WORK REQUIRED: In the listing below, identify each line with the word "this" and return those lines.

MATERIAL PROVIDED:

....

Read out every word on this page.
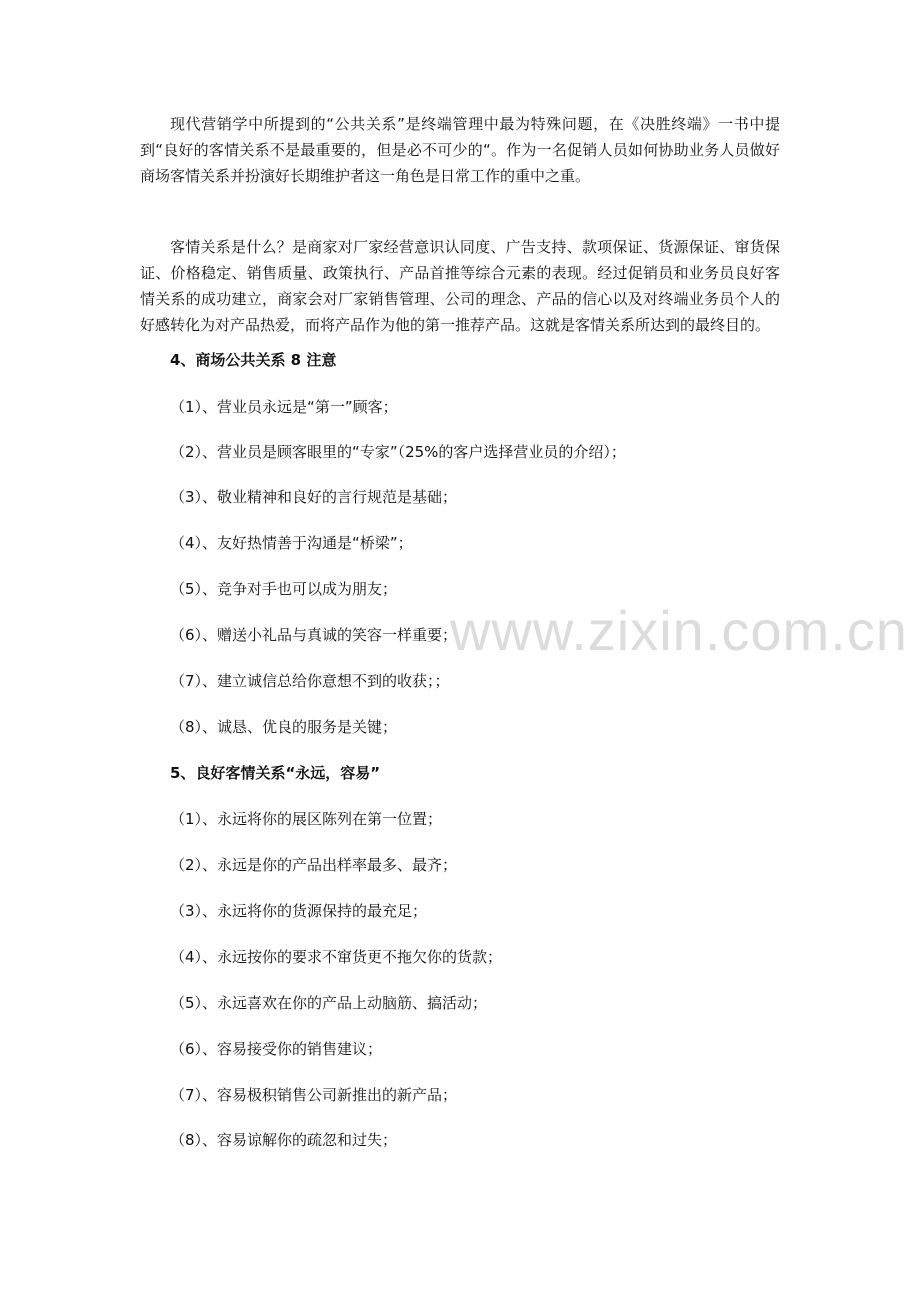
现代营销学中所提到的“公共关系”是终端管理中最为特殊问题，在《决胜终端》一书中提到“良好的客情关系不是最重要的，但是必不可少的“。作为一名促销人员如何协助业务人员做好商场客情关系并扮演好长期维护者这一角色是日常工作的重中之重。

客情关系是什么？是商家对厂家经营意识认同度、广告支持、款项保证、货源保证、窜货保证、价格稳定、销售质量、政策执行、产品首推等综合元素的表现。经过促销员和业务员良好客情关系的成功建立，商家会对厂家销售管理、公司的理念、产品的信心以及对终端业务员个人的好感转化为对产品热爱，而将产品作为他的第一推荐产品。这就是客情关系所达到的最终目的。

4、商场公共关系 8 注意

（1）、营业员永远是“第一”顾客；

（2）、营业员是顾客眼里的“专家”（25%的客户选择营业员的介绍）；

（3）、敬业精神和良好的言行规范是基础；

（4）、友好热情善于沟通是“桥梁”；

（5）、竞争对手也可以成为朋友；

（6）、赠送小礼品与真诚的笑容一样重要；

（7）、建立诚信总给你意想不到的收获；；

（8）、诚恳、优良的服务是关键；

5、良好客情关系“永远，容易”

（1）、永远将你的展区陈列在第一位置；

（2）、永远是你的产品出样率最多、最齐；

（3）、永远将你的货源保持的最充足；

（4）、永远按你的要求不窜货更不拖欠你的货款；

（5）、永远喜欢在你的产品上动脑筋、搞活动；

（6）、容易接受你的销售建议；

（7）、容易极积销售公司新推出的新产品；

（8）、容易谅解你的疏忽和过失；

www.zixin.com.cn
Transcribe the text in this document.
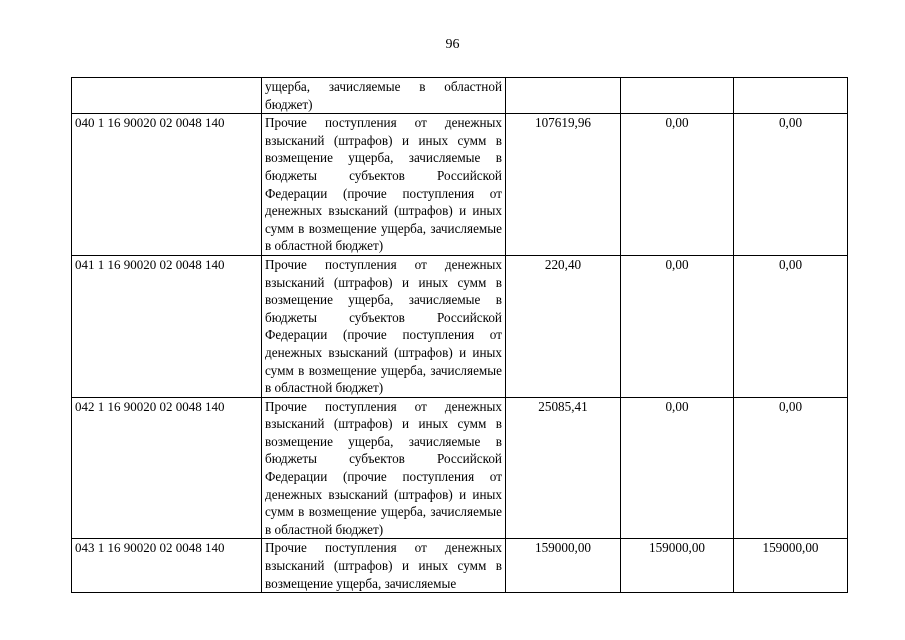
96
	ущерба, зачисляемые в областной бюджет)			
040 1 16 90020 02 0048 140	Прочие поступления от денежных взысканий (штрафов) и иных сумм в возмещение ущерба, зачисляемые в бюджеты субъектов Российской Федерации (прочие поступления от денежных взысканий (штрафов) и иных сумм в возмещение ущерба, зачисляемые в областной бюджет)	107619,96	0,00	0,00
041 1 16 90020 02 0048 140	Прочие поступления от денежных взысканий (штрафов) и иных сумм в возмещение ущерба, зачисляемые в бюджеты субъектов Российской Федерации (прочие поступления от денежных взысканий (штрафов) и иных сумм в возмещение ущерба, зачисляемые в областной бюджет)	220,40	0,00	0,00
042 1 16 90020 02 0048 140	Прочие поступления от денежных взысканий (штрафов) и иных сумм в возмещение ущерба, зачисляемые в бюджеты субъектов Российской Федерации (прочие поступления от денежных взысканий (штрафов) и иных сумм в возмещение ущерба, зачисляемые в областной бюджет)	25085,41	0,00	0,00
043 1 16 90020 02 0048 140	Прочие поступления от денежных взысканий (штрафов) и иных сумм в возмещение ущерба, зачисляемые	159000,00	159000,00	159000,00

....

PROBLEM SOLUTION:
Read out every word on this page.
Transcribe the text in this document.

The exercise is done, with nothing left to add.